> **Your tasks**:
(a) List the features of the outdoor malls that the text on Chinese parks describes.
(b) From the text on Chinese parks, copy the passage between "Tertiary zones are" and "state of enjoyment.", inclusive.

> **Text excerpt**:
* * *

In fact, the design of the Chinese public parks lend themselves to these activities, with clusters of trees demarcating zones. Hardscaped (concrete and stone mosaic) pathways and plazas provide the surface. Surrounding tall foliage create walls or transition zones between open spaces. The parks themselves are usually free to the public and have multiple entry gates. The park space itself is quite large, like all infrastructure in China.

Tertiary zones are characterized by benches and pavilions nestled in the foliage, creating smaller, private spaces for drinking tea, casual conversation, and the occasional smooching. Often times, the park features one or more artificial lakes with a bridge arching high over its narrowest part, offering a view and opportunities to take selfies with friends.
A Social Hub for Passive & Active Participation
The park is never desolate, even on the weekdays. It is a social locus, providing both distance and respite from the bustle and chaos of city life while ensuring some level of safety and society amidst the presence of others also usually in a state of enjoyment.



Gehl Architects — One of the biggest challenges that Chinese cities face is in the reclamation, renewal and retrofit of its cities’ public space, streets and existing urban fabric. The speed, scale and sprawl of Chinese urbanisation has void many citizens their right to quality public space beyond the immediate street layout. To achieve the sustainable transition we’ve talked about here, cities will have to ask themselves – what do we want from our urban realm? And how can our planning systems deliver that against traditional interpretations of urban scale, mass and historical and cultural nuances? Cities need to be evaluated based on other indicators than just GDP growth. We see this change happening now.
Park-like Shopping Centers that Support Historic Monuments
The park as a concept is more important than its literal designation. As an idea, it seems to be a place that provides proximity to nature (plants and animals), contact with open air and earth, and organic social interaction through a flexibility of activities. To this end, I saw many spaces that operate as parks but may not be parks, per se.


For example, an interesting trend I spotted was the integration of historic landmark, shopping center, and park all rolled into one. These outdoor malls feature austere architectural design, vast open spaces for social activities such as those practiced in parks, porous access, and mature landscaping. The business rationale behind such a set-up could be economic viability. Landmarks are expensive to maintain and admission fees are too low to make a dent in these costs. However, retail rental income can provide a stronger source of revenue, with shops increasing incentive for visits. Inviting the kind of hanging out that also occurs in parks encourages discretionary spending; however, the full suite of typical activities in public parks may be beyond the physical scope of these commercial gathering areas.

* * *

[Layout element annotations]
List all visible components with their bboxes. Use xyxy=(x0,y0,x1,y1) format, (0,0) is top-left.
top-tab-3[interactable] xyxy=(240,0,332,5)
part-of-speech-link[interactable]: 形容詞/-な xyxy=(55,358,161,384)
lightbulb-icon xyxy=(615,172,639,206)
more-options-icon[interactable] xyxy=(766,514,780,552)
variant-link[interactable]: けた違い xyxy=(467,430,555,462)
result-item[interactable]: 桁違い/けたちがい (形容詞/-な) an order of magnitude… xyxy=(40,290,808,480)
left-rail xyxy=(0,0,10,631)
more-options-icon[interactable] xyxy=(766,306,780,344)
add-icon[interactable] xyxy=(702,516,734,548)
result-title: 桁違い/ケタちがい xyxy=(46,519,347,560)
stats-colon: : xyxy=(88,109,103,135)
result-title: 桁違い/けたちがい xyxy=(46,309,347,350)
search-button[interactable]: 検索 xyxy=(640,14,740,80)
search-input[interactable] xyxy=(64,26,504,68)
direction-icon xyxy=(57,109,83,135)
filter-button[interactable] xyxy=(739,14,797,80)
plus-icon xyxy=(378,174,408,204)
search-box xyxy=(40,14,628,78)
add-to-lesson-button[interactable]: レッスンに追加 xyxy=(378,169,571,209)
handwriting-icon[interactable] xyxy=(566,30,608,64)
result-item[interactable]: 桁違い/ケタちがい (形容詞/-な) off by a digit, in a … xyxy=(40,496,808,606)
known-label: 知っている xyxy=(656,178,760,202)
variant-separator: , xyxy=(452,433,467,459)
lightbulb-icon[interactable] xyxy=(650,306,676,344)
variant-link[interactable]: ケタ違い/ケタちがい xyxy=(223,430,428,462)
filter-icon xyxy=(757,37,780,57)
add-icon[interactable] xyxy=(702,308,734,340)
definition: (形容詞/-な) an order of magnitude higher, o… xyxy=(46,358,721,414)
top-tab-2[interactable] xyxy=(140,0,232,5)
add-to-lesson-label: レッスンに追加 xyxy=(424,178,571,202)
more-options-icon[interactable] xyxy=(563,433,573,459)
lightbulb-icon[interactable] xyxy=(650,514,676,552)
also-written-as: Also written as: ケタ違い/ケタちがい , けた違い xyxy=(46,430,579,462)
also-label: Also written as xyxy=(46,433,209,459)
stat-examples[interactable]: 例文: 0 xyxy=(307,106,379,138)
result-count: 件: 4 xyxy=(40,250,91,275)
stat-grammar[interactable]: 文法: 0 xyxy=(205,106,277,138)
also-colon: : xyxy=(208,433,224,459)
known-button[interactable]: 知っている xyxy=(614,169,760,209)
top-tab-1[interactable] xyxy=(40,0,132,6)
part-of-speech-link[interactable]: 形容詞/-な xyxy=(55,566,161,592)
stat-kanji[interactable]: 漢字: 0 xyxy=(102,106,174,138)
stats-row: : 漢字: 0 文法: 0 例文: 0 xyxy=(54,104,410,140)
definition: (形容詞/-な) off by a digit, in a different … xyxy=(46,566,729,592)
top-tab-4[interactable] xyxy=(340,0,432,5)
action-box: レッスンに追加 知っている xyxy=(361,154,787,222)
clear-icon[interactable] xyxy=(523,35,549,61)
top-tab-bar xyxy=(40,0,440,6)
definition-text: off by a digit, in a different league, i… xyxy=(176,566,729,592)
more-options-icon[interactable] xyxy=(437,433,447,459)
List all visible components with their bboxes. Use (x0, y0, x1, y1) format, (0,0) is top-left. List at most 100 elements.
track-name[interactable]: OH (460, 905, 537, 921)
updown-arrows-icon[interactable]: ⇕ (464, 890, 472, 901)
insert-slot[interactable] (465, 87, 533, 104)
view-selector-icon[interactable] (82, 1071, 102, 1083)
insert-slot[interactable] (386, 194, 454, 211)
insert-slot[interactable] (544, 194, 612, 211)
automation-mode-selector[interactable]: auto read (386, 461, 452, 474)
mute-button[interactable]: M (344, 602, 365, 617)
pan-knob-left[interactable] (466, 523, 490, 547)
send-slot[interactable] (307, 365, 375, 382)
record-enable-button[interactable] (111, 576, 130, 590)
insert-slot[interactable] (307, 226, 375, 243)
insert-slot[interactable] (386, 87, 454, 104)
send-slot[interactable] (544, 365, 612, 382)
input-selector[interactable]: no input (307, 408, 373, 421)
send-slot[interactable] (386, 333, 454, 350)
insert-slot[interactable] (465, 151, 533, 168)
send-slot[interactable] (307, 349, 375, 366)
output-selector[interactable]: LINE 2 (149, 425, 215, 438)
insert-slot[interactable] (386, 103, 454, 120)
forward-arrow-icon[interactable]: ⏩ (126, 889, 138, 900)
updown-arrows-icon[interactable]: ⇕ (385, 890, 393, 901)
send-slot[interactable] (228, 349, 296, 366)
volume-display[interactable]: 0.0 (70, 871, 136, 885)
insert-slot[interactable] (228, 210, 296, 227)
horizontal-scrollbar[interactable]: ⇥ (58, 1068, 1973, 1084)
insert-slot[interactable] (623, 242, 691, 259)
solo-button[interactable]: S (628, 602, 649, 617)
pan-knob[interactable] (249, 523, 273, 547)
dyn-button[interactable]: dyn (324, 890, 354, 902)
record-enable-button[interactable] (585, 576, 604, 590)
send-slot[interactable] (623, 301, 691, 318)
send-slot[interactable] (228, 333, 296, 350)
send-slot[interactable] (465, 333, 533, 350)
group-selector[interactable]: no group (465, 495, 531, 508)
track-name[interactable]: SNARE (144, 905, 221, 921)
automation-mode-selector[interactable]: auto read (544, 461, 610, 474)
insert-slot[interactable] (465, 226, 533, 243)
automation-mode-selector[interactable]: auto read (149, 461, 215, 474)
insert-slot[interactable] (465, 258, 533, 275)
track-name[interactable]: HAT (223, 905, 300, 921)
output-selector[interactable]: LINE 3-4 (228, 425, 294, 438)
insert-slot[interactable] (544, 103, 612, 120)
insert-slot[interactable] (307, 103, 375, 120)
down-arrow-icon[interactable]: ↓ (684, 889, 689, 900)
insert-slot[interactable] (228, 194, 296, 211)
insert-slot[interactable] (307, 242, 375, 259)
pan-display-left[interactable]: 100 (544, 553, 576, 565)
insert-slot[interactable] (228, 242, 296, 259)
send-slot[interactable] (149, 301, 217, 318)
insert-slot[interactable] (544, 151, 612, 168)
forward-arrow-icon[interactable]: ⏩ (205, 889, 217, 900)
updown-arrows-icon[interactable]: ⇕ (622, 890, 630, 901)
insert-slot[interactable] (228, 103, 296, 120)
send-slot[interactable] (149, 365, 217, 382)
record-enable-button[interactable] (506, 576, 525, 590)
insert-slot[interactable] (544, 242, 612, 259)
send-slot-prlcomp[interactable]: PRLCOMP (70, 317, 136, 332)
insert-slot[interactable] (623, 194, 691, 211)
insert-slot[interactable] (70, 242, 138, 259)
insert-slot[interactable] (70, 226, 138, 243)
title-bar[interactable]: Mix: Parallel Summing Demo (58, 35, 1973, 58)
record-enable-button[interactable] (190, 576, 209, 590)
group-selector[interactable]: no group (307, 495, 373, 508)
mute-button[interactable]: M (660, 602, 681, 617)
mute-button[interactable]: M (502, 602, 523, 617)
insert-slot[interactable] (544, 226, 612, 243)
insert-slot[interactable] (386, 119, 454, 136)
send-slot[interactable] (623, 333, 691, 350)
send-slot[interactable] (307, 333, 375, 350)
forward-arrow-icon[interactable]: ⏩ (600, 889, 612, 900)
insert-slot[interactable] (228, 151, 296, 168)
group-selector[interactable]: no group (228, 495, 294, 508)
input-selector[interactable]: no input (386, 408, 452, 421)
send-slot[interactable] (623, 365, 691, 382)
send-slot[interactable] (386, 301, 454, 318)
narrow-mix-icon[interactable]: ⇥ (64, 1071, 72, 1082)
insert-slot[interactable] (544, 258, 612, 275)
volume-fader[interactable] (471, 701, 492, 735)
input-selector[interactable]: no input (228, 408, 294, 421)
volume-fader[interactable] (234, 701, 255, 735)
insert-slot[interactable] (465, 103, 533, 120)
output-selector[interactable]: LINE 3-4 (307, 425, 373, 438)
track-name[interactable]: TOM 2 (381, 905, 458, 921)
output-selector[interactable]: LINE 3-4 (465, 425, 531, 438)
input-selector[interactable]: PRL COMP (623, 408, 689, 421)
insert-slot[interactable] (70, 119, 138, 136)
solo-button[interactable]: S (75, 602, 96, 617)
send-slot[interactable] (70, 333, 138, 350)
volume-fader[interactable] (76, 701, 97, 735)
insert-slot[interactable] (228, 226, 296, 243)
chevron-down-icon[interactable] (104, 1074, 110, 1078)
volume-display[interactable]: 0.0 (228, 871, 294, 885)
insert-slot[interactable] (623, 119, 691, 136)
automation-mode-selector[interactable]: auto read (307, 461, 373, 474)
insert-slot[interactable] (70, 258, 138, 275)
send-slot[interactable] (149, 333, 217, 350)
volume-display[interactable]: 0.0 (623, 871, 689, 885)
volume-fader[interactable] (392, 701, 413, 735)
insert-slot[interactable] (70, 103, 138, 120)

* * *

> **Expected outputs**:
(a)
- Austere architectural design
- Vast open spaces for social activities such as those practiced in parks
- Porous access
- Mature landscaping

(b)
Tertiary zones are characterized by benches and pavilions nestled in the foliage, creating smaller, private spaces for drinking tea, casual conversation, and the occasional smooching. Often times, the park features one or more artificial lakes with a bridge arching high over its narrowest part, offering a view and opportunities to take selfies with friends.
A Social Hub for Passive & Active Participation
The park is never desolate, even on the weekdays. It is a social locus, providing both distance and respite from the bustle and chaos of city life while ensuring some level of safety and society amidst the presence of others also usually in a state of enjoyment.